■ **Problem to solve**
From the entries below, report how many lines contain the string "CHIMA". Give only that number.
**** Data listing ****
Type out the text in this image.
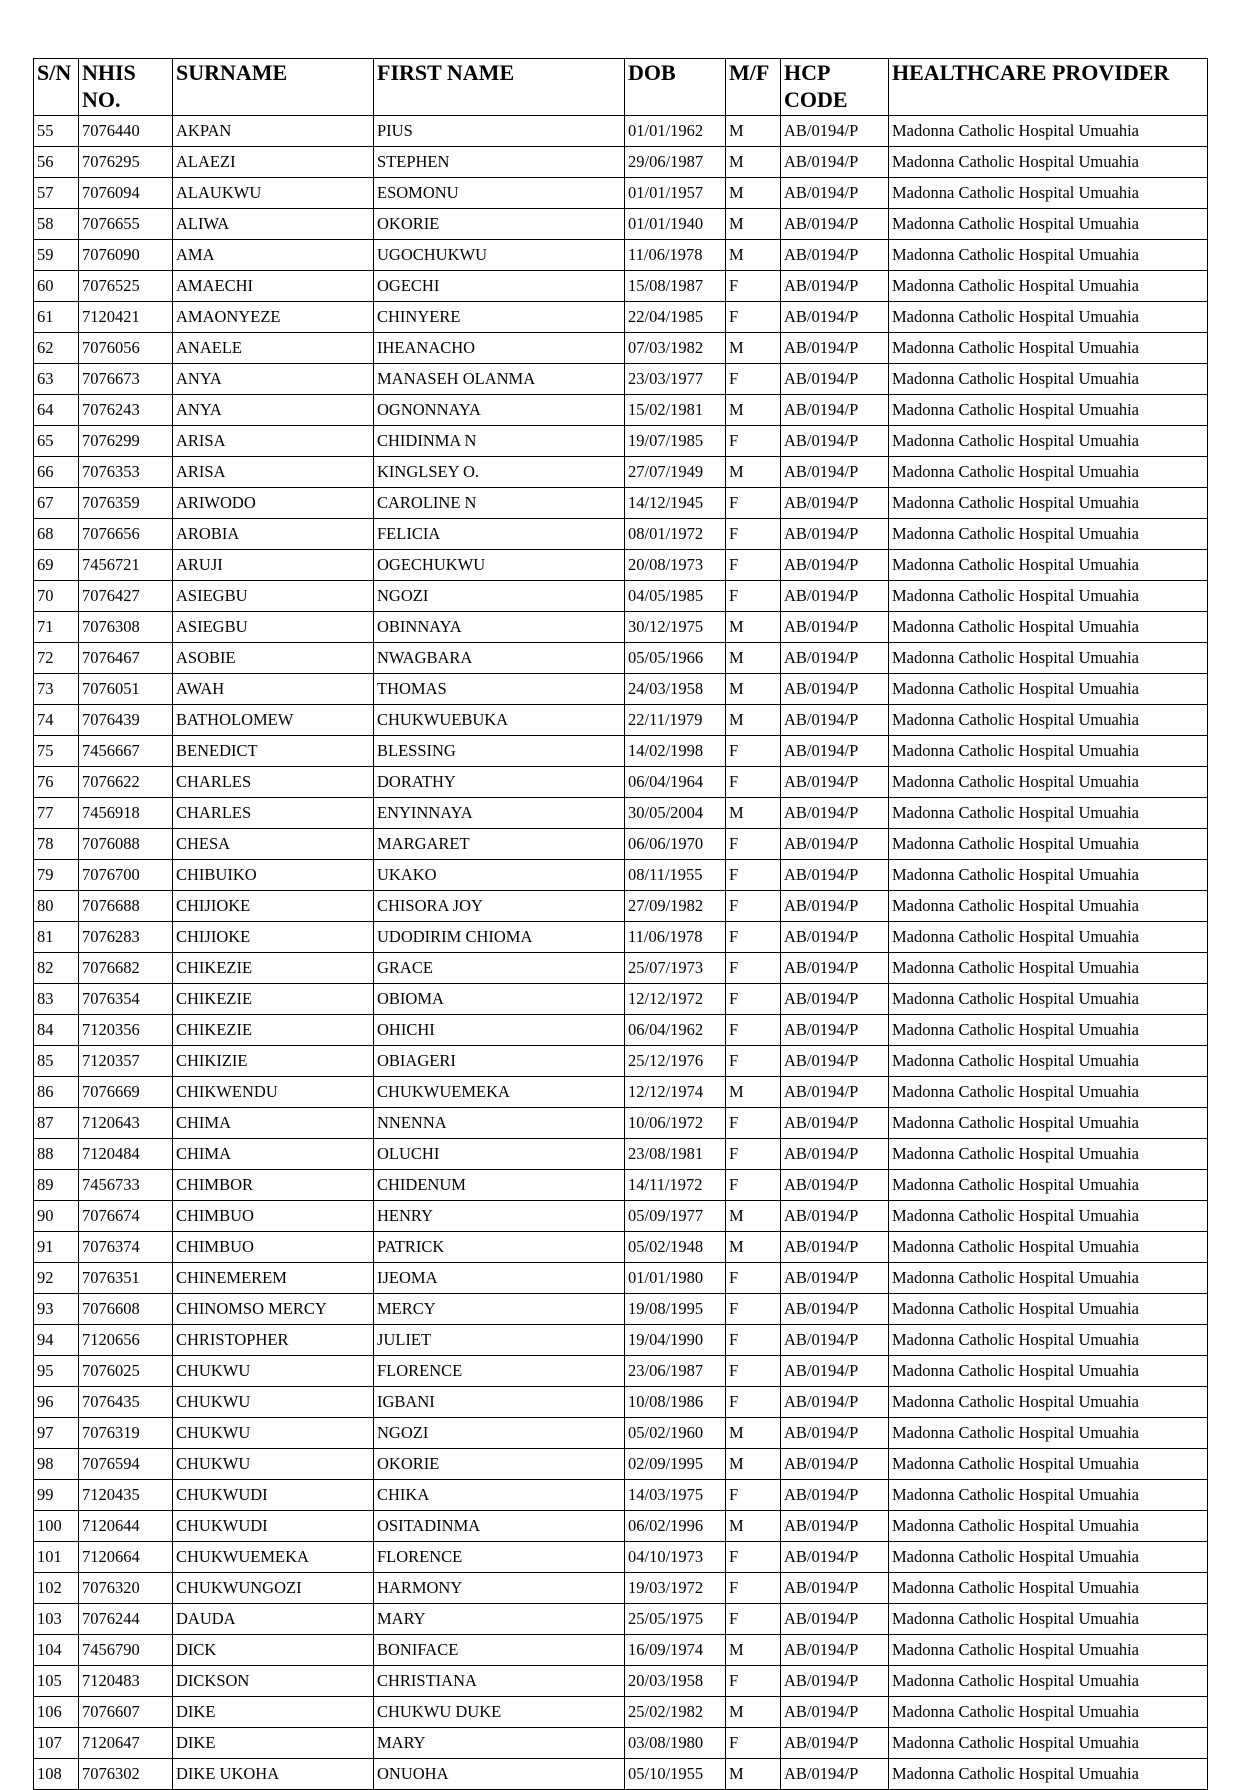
S/N	NHIS NO.	SURNAME	FIRST NAME	DOB	M/F	HCP CODE	HEALTHCARE PROVIDER
55	7076440	AKPAN	PIUS	01/01/1962	M	AB/0194/P	Madonna Catholic Hospital Umuahia
56	7076295	ALAEZI	STEPHEN	29/06/1987	M	AB/0194/P	Madonna Catholic Hospital Umuahia
57	7076094	ALAUKWU	ESOMONU	01/01/1957	M	AB/0194/P	Madonna Catholic Hospital Umuahia
58	7076655	ALIWA	OKORIE	01/01/1940	M	AB/0194/P	Madonna Catholic Hospital Umuahia
59	7076090	AMA	UGOCHUKWU	11/06/1978	M	AB/0194/P	Madonna Catholic Hospital Umuahia
60	7076525	AMAECHI	OGECHI	15/08/1987	F	AB/0194/P	Madonna Catholic Hospital Umuahia
61	7120421	AMAONYEZE	CHINYERE	22/04/1985	F	AB/0194/P	Madonna Catholic Hospital Umuahia
62	7076056	ANAELE	IHEANACHO	07/03/1982	M	AB/0194/P	Madonna Catholic Hospital Umuahia
63	7076673	ANYA	MANASEH OLANMA	23/03/1977	F	AB/0194/P	Madonna Catholic Hospital Umuahia
64	7076243	ANYA	OGNONNAYA	15/02/1981	M	AB/0194/P	Madonna Catholic Hospital Umuahia
65	7076299	ARISA	CHIDINMA N	19/07/1985	F	AB/0194/P	Madonna Catholic Hospital Umuahia
66	7076353	ARISA	KINGLSEY O.	27/07/1949	M	AB/0194/P	Madonna Catholic Hospital Umuahia
67	7076359	ARIWODO	CAROLINE N	14/12/1945	F	AB/0194/P	Madonna Catholic Hospital Umuahia
68	7076656	AROBIA	FELICIA	08/01/1972	F	AB/0194/P	Madonna Catholic Hospital Umuahia
69	7456721	ARUJI	OGECHUKWU	20/08/1973	F	AB/0194/P	Madonna Catholic Hospital Umuahia
70	7076427	ASIEGBU	NGOZI	04/05/1985	F	AB/0194/P	Madonna Catholic Hospital Umuahia
71	7076308	ASIEGBU	OBINNAYA	30/12/1975	M	AB/0194/P	Madonna Catholic Hospital Umuahia
72	7076467	ASOBIE	NWAGBARA	05/05/1966	M	AB/0194/P	Madonna Catholic Hospital Umuahia
73	7076051	AWAH	THOMAS	24/03/1958	M	AB/0194/P	Madonna Catholic Hospital Umuahia
74	7076439	BATHOLOMEW	CHUKWUEBUKA	22/11/1979	M	AB/0194/P	Madonna Catholic Hospital Umuahia
75	7456667	BENEDICT	BLESSING	14/02/1998	F	AB/0194/P	Madonna Catholic Hospital Umuahia
76	7076622	CHARLES	DORATHY	06/04/1964	F	AB/0194/P	Madonna Catholic Hospital Umuahia
77	7456918	CHARLES	ENYINNAYA	30/05/2004	M	AB/0194/P	Madonna Catholic Hospital Umuahia
78	7076088	CHESA	MARGARET	06/06/1970	F	AB/0194/P	Madonna Catholic Hospital Umuahia
79	7076700	CHIBUIKO	UKAKO	08/11/1955	F	AB/0194/P	Madonna Catholic Hospital Umuahia
80	7076688	CHIJIOKE	CHISORA JOY	27/09/1982	F	AB/0194/P	Madonna Catholic Hospital Umuahia
81	7076283	CHIJIOKE	UDODIRIM CHIOMA	11/06/1978	F	AB/0194/P	Madonna Catholic Hospital Umuahia
82	7076682	CHIKEZIE	GRACE	25/07/1973	F	AB/0194/P	Madonna Catholic Hospital Umuahia
83	7076354	CHIKEZIE	OBIOMA	12/12/1972	F	AB/0194/P	Madonna Catholic Hospital Umuahia
84	7120356	CHIKEZIE	OHICHI	06/04/1962	F	AB/0194/P	Madonna Catholic Hospital Umuahia
85	7120357	CHIKIZIE	OBIAGERI	25/12/1976	F	AB/0194/P	Madonna Catholic Hospital Umuahia
86	7076669	CHIKWENDU	CHUKWUEMEKA	12/12/1974	M	AB/0194/P	Madonna Catholic Hospital Umuahia
87	7120643	CHIMA	NNENNA	10/06/1972	F	AB/0194/P	Madonna Catholic Hospital Umuahia
88	7120484	CHIMA	OLUCHI	23/08/1981	F	AB/0194/P	Madonna Catholic Hospital Umuahia
89	7456733	CHIMBOR	CHIDENUM	14/11/1972	F	AB/0194/P	Madonna Catholic Hospital Umuahia
90	7076674	CHIMBUO	HENRY	05/09/1977	M	AB/0194/P	Madonna Catholic Hospital Umuahia
91	7076374	CHIMBUO	PATRICK	05/02/1948	M	AB/0194/P	Madonna Catholic Hospital Umuahia
92	7076351	CHINEMEREM	IJEOMA	01/01/1980	F	AB/0194/P	Madonna Catholic Hospital Umuahia
93	7076608	CHINOMSO MERCY	MERCY	19/08/1995	F	AB/0194/P	Madonna Catholic Hospital Umuahia
94	7120656	CHRISTOPHER	JULIET	19/04/1990	F	AB/0194/P	Madonna Catholic Hospital Umuahia
95	7076025	CHUKWU	FLORENCE	23/06/1987	F	AB/0194/P	Madonna Catholic Hospital Umuahia
96	7076435	CHUKWU	IGBANI	10/08/1986	F	AB/0194/P	Madonna Catholic Hospital Umuahia
97	7076319	CHUKWU	NGOZI	05/02/1960	M	AB/0194/P	Madonna Catholic Hospital Umuahia
98	7076594	CHUKWU	OKORIE	02/09/1995	M	AB/0194/P	Madonna Catholic Hospital Umuahia
99	7120435	CHUKWUDI	CHIKA	14/03/1975	F	AB/0194/P	Madonna Catholic Hospital Umuahia
100	7120644	CHUKWUDI	OSITADINMA	06/02/1996	M	AB/0194/P	Madonna Catholic Hospital Umuahia
101	7120664	CHUKWUEMEKA	FLORENCE	04/10/1973	F	AB/0194/P	Madonna Catholic Hospital Umuahia
102	7076320	CHUKWUNGOZI	HARMONY	19/03/1972	F	AB/0194/P	Madonna Catholic Hospital Umuahia
103	7076244	DAUDA	MARY	25/05/1975	F	AB/0194/P	Madonna Catholic Hospital Umuahia
104	7456790	DICK	BONIFACE	16/09/1974	M	AB/0194/P	Madonna Catholic Hospital Umuahia
105	7120483	DICKSON	CHRISTIANA	20/03/1958	F	AB/0194/P	Madonna Catholic Hospital Umuahia
106	7076607	DIKE	CHUKWU DUKE	25/02/1982	M	AB/0194/P	Madonna Catholic Hospital Umuahia
107	7120647	DIKE	MARY	03/08/1980	F	AB/0194/P	Madonna Catholic Hospital Umuahia
108	7076302	DIKE UKOHA	ONUOHA	05/10/1955	M	AB/0194/P	Madonna Catholic Hospital Umuahia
****
■ **Finished answer**
2